* _Data shown_
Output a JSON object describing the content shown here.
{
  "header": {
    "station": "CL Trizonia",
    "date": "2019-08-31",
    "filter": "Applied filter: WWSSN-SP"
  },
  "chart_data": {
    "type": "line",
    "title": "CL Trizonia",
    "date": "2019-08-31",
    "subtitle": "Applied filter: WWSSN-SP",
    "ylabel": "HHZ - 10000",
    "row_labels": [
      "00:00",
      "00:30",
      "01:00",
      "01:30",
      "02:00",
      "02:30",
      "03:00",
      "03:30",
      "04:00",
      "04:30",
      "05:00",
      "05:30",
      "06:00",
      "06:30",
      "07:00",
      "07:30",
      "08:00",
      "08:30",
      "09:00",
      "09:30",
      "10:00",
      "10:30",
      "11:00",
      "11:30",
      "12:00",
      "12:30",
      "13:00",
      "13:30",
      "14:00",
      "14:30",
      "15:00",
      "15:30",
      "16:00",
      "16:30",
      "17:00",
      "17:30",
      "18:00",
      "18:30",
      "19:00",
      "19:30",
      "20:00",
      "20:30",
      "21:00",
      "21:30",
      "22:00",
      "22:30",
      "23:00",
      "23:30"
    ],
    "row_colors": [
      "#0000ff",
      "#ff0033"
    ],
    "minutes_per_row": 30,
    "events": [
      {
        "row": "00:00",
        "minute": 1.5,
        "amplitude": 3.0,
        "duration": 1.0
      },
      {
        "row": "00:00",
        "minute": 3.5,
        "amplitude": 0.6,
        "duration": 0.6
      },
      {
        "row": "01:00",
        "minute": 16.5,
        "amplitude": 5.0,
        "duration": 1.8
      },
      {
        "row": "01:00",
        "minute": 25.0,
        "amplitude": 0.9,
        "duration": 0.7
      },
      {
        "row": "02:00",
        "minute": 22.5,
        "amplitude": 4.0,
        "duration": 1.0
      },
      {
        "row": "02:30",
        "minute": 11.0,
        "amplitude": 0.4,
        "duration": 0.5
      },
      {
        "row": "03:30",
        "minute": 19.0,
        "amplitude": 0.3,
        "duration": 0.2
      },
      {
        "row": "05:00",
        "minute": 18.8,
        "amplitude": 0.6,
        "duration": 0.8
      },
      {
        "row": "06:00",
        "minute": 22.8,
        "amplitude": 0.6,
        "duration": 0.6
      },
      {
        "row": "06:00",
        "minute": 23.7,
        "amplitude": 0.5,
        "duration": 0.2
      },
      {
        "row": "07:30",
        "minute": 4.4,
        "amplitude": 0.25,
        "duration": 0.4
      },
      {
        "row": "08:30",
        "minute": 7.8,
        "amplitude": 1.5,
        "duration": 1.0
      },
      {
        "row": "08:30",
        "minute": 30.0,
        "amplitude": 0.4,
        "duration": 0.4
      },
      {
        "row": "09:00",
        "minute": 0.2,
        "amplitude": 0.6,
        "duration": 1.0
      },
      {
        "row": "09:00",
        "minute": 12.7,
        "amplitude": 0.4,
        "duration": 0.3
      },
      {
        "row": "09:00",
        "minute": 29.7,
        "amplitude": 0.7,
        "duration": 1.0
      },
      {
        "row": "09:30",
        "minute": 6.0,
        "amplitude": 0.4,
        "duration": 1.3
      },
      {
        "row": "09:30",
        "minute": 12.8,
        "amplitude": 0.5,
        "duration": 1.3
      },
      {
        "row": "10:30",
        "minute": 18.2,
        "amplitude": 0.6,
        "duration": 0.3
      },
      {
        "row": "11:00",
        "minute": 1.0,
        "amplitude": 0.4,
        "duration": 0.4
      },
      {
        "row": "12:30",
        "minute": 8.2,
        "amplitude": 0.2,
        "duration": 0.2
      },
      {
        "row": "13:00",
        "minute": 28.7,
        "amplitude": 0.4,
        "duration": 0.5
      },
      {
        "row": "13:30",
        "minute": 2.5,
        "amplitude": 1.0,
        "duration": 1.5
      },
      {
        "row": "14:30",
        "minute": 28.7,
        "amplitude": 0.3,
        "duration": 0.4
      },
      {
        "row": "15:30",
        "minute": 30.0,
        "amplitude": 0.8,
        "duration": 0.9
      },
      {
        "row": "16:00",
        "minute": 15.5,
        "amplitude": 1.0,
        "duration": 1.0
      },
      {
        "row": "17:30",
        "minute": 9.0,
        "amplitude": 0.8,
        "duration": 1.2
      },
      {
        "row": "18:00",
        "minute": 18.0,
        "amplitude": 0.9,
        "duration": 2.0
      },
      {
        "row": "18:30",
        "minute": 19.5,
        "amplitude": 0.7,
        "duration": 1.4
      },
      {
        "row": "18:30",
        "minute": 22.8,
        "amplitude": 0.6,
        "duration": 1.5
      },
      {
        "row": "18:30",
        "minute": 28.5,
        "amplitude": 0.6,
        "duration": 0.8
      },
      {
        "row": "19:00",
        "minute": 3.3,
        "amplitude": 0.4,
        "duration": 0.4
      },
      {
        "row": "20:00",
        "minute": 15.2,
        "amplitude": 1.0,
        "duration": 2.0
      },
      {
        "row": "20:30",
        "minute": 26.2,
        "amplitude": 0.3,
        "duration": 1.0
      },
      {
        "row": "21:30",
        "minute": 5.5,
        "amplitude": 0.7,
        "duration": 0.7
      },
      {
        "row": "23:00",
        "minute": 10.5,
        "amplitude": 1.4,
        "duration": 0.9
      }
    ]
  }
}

* _Aim_
Would you reproduce all the entries exactly?

* _Task result_
Output a JSON object describing the content shown here.
{
  "header": {
    "station": "CL Trizonia",
    "date": "2019-08-31",
    "filter": "Applied filter: WWSSN-SP"
  },
  "chart_data": {
    "type": "line",
    "title": "CL Trizonia",
    "date": "2019-08-31",
    "subtitle": "Applied filter: WWSSN-SP",
    "ylabel": "HHZ - 10000",
    "row_labels": [
      "00:00",
      "00:30",
      "01:00",
      "01:30",
      "02:00",
      "02:30",
      "03:00",
      "03:30",
      "04:00",
      "04:30",
      "05:00",
      "05:30",
      "06:00",
      "06:30",
      "07:00",
      "07:30",
      "08:00",
      "08:30",
      "09:00",
      "09:30",
      "10:00",
      "10:30",
      "11:00",
      "11:30",
      "12:00",
      "12:30",
      "13:00",
      "13:30",
      "14:00",
      "14:30",
      "15:00",
      "15:30",
      "16:00",
      "16:30",
      "17:00",
      "17:30",
      "18:00",
      "18:30",
      "19:00",
      "19:30",
      "20:00",
      "20:30",
      "21:00",
      "21:30",
      "22:00",
      "22:30",
      "23:00",
      "23:30"
    ],
    "row_colors": [
      "#0000ff",
      "#ff0033"
    ],
    "minutes_per_row": 30,
    "events": [
      {
        "row": "00:00",
        "minute": 1.5,
        "amplitude": 3.0,
        "duration": 1.0
      },
      {
        "row": "00:00",
        "minute": 3.5,
        "amplitude": 0.6,
        "duration": 0.6
      },
      {
        "row": "01:00",
        "minute": 16.5,
        "amplitude": 5.0,
        "duration": 1.8
      },
      {
        "row": "01:00",
        "minute": 25.0,
        "amplitude": 0.9,
        "duration": 0.7
      },
      {
        "row": "02:00",
        "minute": 22.5,
        "amplitude": 4.0,
        "duration": 1.0
      },
      {
        "row": "02:30",
        "minute": 11.0,
        "amplitude": 0.4,
        "duration": 0.5
      },
      {
        "row": "03:30",
        "minute": 19.0,
        "amplitude": 0.3,
        "duration": 0.2
      },
      {
        "row": "05:00",
        "minute": 18.8,
        "amplitude": 0.6,
        "duration": 0.8
      },
      {
        "row": "06:00",
        "minute": 22.8,
        "amplitude": 0.6,
        "duration": 0.6
      },
      {
        "row": "06:00",
        "minute": 23.7,
        "amplitude": 0.5,
        "duration": 0.2
      },
      {
        "row": "07:30",
        "minute": 4.4,
        "amplitude": 0.25,
        "duration": 0.4
      },
      {
        "row": "08:30",
        "minute": 7.8,
        "amplitude": 1.5,
        "duration": 1.0
      },
      {
        "row": "08:30",
        "minute": 30.0,
        "amplitude": 0.4,
        "duration": 0.4
      },
      {
        "row": "09:00",
        "minute": 0.2,
        "amplitude": 0.6,
        "duration": 1.0
      },
      {
        "row": "09:00",
        "minute": 12.7,
        "amplitude": 0.4,
        "duration": 0.3
      },
      {
        "row": "09:00",
        "minute": 29.7,
        "amplitude": 0.7,
        "duration": 1.0
      },
      {
        "row": "09:30",
        "minute": 6.0,
        "amplitude": 0.4,
        "duration": 1.3
      },
      {
        "row": "09:30",
        "minute": 12.8,
        "amplitude": 0.5,
        "duration": 1.3
      },
      {
        "row": "10:30",
        "minute": 18.2,
        "amplitude": 0.6,
        "duration": 0.3
      },
      {
        "row": "11:00",
        "minute": 1.0,
        "amplitude": 0.4,
        "duration": 0.4
      },
      {
        "row": "12:30",
        "minute": 8.2,
        "amplitude": 0.2,
        "duration": 0.2
      },
      {
        "row": "13:00",
        "minute": 28.7,
        "amplitude": 0.4,
        "duration": 0.5
      },
      {
        "row": "13:30",
        "minute": 2.5,
        "amplitude": 1.0,
        "duration": 1.5
      },
      {
        "row": "14:30",
        "minute": 28.7,
        "amplitude": 0.3,
        "duration": 0.4
      },
      {
        "row": "15:30",
        "minute": 30.0,
        "amplitude": 0.8,
        "duration": 0.9
      },
      {
        "row": "16:00",
        "minute": 15.5,
        "amplitude": 1.0,
        "duration": 1.0
      },
      {
        "row": "17:30",
        "minute": 9.0,
        "amplitude": 0.8,
        "duration": 1.2
      },
      {
        "row": "18:00",
        "minute": 18.0,
        "amplitude": 0.9,
        "duration": 2.0
      },
      {
        "row": "18:30",
        "minute": 19.5,
        "amplitude": 0.7,
        "duration": 1.4
      },
      {
        "row": "18:30",
        "minute": 22.8,
        "amplitude": 0.6,
        "duration": 1.5
      },
      {
        "row": "18:30",
        "minute": 28.5,
        "amplitude": 0.6,
        "duration": 0.8
      },
      {
        "row": "19:00",
        "minute": 3.3,
        "amplitude": 0.4,
        "duration": 0.4
      },
      {
        "row": "20:00",
        "minute": 15.2,
        "amplitude": 1.0,
        "duration": 2.0
      },
      {
        "row": "20:30",
        "minute": 26.2,
        "amplitude": 0.3,
        "duration": 1.0
      },
      {
        "row": "21:30",
        "minute": 5.5,
        "amplitude": 0.7,
        "duration": 0.7
      },
      {
        "row": "23:00",
        "minute": 10.5,
        "amplitude": 1.4,
        "duration": 0.9
      }
    ]
  }
}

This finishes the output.